Stored data
_ _ _ _
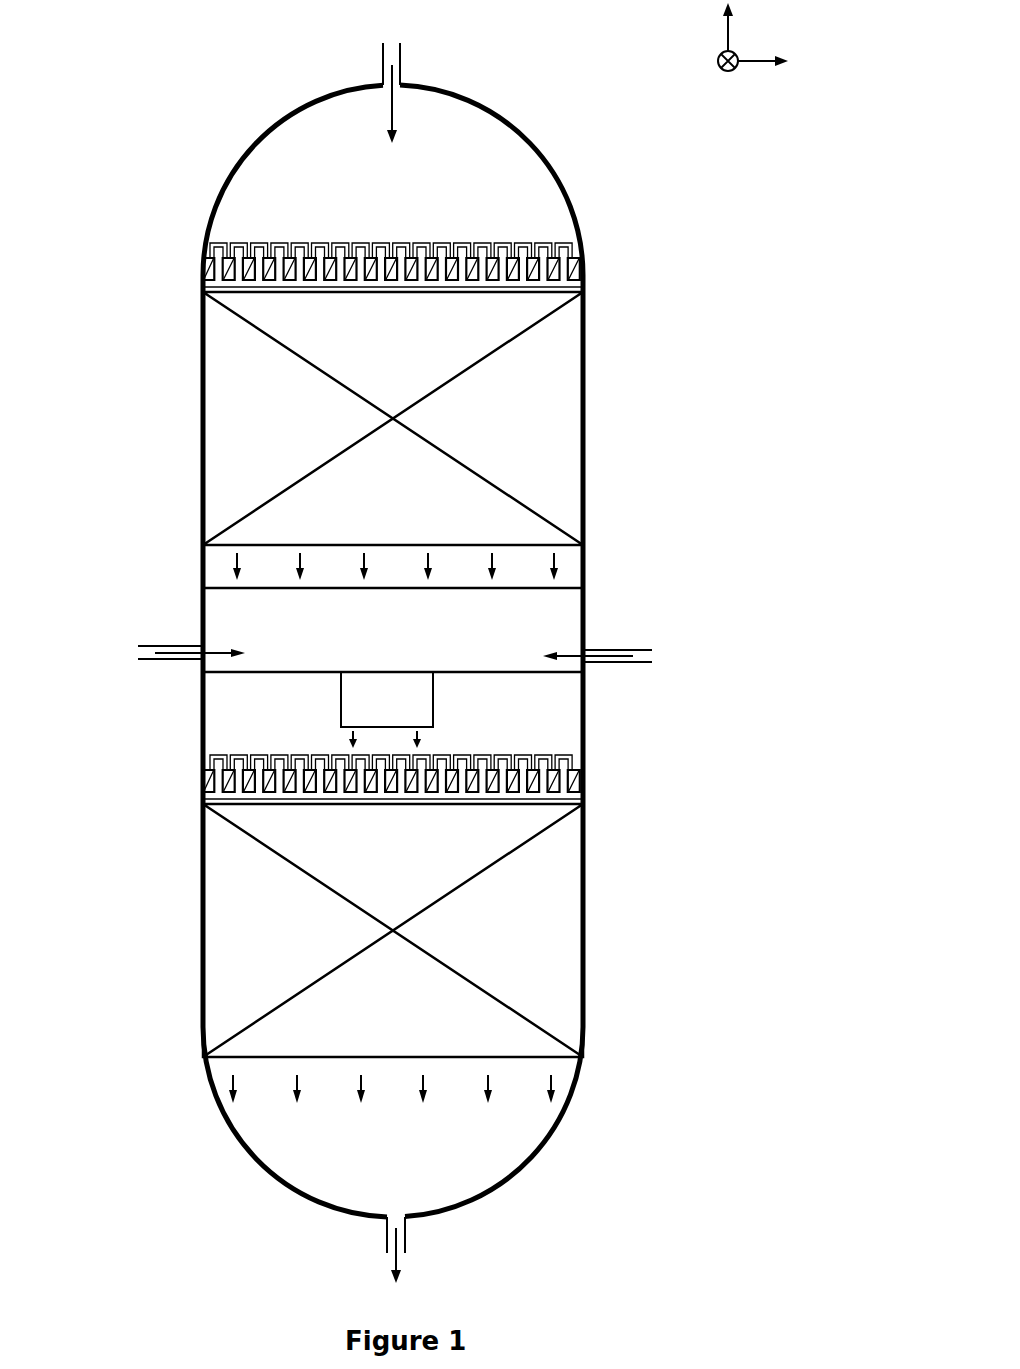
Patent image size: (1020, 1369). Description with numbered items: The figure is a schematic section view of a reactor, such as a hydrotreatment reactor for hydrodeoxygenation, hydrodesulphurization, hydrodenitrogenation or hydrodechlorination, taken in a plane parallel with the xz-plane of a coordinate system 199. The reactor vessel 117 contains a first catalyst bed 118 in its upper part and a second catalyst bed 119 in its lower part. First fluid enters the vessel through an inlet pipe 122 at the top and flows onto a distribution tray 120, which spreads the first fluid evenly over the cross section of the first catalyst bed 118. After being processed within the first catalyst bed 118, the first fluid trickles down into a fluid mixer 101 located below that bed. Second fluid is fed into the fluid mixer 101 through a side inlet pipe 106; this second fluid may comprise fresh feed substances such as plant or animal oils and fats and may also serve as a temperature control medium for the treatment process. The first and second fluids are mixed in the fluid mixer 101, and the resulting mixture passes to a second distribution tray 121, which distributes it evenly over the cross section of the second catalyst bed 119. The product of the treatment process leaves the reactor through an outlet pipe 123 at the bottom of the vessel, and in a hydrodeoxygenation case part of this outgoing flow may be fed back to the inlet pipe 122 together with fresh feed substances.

The fluid mixer 101 is at (550, 624).
The inlet pipe 106 is at (167, 662).
The reactor vessel 117 is at (558, 180).
The first catalyst bed 118 is at (238, 388).
The second catalyst bed 119 is at (233, 906).
The distribution tray 120 is at (583, 265).
The distribution tray 121 is at (578, 778).
The inlet pipe 122 is at (402, 62).
The outlet pipe 123 is at (407, 1239).
The coordinate system 199 is at (787, 41).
_ _ _ _
Copy all of the material above word for word, leaving out the pictures.

Solution to this exercise:
Patent image size: (1020, 1369). Description with numbered items: The figure is a schematic section view of a reactor, such as a hydrotreatment reactor for hydrodeoxygenation, hydrodesulphurization, hydrodenitrogenation or hydrodechlorination, taken in a plane parallel with the xz-plane of a coordinate system 199. The reactor vessel 117 contains a first catalyst bed 118 in its upper part and a second catalyst bed 119 in its lower part. First fluid enters the vessel through an inlet pipe 122 at the top and flows onto a distribution tray 120, which spreads the first fluid evenly over the cross section of the first catalyst bed 118. After being processed within the first catalyst bed 118, the first fluid trickles down into a fluid mixer 101 located below that bed. Second fluid is fed into the fluid mixer 101 through a side inlet pipe 106; this second fluid may comprise fresh feed substances such as plant or animal oils and fats and may also serve as a temperature control medium for the treatment process. The first and second fluids are mixed in the fluid mixer 101, and the resulting mixture passes to a second distribution tray 121, which distributes it evenly over the cross section of the second catalyst bed 119. The product of the treatment process leaves the reactor through an outlet pipe 123 at the bottom of the vessel, and in a hydrodeoxygenation case part of this outgoing flow may be fed back to the inlet pipe 122 together with fresh feed substances.

The fluid mixer 101 is at (550, 624).
The inlet pipe 106 is at (167, 662).
The reactor vessel 117 is at (558, 180).
The first catalyst bed 118 is at (238, 388).
The second catalyst bed 119 is at (233, 906).
The distribution tray 120 is at (583, 265).
The distribution tray 121 is at (578, 778).
The inlet pipe 122 is at (402, 62).
The outlet pipe 123 is at (407, 1239).
The coordinate system 199 is at (787, 41).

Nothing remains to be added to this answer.